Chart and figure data
** Begin **

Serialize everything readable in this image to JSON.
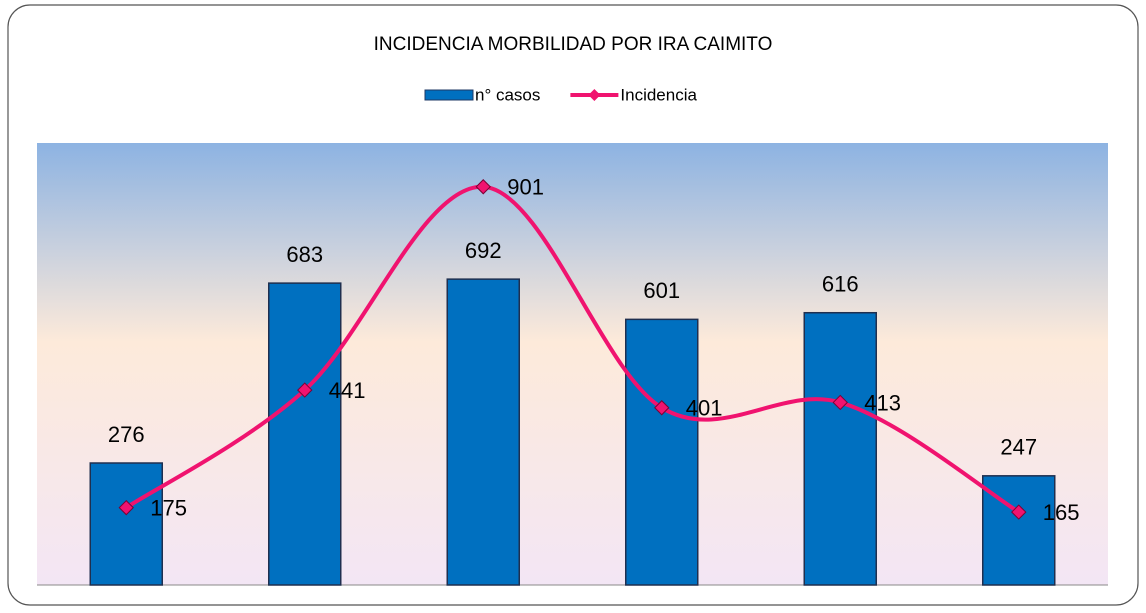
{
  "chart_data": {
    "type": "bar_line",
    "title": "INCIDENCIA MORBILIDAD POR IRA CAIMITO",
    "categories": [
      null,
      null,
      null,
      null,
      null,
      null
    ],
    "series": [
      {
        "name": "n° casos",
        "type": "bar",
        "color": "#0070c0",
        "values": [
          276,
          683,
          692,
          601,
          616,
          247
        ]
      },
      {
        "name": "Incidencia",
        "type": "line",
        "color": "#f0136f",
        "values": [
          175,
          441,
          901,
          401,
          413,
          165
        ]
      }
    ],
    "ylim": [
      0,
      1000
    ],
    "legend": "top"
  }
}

** End **

REQUIRED WORK:
Except for the pictures, copy the material above exactly.

THE ANSWER:
Serialize everything readable in this image to JSON.
{
  "chart_data": {
    "type": "bar_line",
    "title": "INCIDENCIA MORBILIDAD POR IRA CAIMITO",
    "categories": [
      null,
      null,
      null,
      null,
      null,
      null
    ],
    "series": [
      {
        "name": "n° casos",
        "type": "bar",
        "color": "#0070c0",
        "values": [
          276,
          683,
          692,
          601,
          616,
          247
        ]
      },
      {
        "name": "Incidencia",
        "type": "line",
        "color": "#f0136f",
        "values": [
          175,
          441,
          901,
          401,
          413,
          165
        ]
      }
    ],
    "ylim": [
      0,
      1000
    ],
    "legend": "top"
  }
}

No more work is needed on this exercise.